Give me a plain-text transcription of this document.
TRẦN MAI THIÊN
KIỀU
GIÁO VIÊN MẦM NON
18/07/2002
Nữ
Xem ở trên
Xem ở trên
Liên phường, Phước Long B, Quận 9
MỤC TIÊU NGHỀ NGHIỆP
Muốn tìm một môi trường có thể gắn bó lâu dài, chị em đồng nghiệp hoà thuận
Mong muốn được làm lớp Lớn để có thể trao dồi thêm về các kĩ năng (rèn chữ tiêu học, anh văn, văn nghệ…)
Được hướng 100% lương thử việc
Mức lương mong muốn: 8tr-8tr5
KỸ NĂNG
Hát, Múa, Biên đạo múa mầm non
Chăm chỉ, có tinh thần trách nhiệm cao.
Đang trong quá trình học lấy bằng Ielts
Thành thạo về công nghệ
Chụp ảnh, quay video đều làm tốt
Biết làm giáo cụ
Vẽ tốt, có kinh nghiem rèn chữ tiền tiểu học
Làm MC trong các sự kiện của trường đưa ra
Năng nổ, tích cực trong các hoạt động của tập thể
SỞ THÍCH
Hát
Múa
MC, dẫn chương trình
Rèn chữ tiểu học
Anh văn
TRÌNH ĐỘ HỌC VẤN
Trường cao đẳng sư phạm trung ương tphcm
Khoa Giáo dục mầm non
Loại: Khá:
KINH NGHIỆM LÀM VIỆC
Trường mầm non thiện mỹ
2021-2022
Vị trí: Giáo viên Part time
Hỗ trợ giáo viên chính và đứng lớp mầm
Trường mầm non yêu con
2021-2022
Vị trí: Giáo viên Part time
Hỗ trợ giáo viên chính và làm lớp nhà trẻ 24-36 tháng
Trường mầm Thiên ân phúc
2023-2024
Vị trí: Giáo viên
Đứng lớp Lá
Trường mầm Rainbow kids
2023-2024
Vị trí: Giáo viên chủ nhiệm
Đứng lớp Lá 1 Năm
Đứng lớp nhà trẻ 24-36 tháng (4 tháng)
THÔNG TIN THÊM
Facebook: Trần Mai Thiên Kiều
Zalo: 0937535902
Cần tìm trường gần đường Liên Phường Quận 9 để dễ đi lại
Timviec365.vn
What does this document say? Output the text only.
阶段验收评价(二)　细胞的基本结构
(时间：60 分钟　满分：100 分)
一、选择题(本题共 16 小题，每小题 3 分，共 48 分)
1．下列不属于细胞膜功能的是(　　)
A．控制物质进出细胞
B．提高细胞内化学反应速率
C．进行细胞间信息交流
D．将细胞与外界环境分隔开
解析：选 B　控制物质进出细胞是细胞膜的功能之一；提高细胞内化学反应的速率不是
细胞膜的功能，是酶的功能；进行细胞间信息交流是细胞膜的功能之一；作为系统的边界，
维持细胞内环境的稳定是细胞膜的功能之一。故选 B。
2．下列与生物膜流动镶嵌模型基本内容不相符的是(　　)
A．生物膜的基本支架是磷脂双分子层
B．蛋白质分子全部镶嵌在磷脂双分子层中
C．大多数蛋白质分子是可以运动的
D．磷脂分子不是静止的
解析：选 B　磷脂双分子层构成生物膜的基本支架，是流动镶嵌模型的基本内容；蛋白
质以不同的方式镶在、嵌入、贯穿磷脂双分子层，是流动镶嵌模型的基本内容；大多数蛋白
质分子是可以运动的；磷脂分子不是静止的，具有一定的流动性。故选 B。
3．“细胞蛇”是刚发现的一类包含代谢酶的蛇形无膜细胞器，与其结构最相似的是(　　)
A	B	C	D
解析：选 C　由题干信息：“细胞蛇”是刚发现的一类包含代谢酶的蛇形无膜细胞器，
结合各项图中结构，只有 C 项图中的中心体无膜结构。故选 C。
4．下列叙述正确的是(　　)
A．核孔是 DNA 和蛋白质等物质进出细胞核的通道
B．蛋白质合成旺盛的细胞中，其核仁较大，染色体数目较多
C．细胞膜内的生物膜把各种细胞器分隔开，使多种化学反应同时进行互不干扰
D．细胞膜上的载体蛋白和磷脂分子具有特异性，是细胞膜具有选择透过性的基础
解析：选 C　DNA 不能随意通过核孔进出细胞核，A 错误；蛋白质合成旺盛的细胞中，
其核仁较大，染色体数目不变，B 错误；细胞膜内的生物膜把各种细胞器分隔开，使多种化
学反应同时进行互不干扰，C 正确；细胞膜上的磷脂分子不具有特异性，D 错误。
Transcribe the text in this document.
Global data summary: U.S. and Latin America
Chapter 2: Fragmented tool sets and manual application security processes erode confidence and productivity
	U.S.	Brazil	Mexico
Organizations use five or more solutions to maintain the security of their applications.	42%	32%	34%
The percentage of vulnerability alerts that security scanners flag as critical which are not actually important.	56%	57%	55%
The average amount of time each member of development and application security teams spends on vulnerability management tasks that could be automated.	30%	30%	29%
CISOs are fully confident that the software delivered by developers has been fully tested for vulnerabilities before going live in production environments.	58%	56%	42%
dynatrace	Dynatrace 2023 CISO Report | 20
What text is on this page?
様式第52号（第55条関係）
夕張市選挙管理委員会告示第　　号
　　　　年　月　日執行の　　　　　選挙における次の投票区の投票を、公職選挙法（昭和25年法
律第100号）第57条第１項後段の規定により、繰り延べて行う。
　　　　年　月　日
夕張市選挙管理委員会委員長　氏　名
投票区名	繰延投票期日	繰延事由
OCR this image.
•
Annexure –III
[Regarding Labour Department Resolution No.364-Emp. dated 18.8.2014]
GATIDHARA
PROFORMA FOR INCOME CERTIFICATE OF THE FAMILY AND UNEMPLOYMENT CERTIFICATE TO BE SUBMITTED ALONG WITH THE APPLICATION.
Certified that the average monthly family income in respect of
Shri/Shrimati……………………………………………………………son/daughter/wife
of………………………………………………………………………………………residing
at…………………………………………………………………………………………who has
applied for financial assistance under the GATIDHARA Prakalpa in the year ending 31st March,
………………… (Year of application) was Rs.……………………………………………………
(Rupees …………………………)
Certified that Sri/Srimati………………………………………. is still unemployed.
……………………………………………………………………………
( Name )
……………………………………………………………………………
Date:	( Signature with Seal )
|---|
# Set exercise
Take every line from the data above that holds "document" and copy it out.

# Result of the task
Give me a plain-text transcription of this document.
What does this document say? Output the text only.
Transcribe the text in this document.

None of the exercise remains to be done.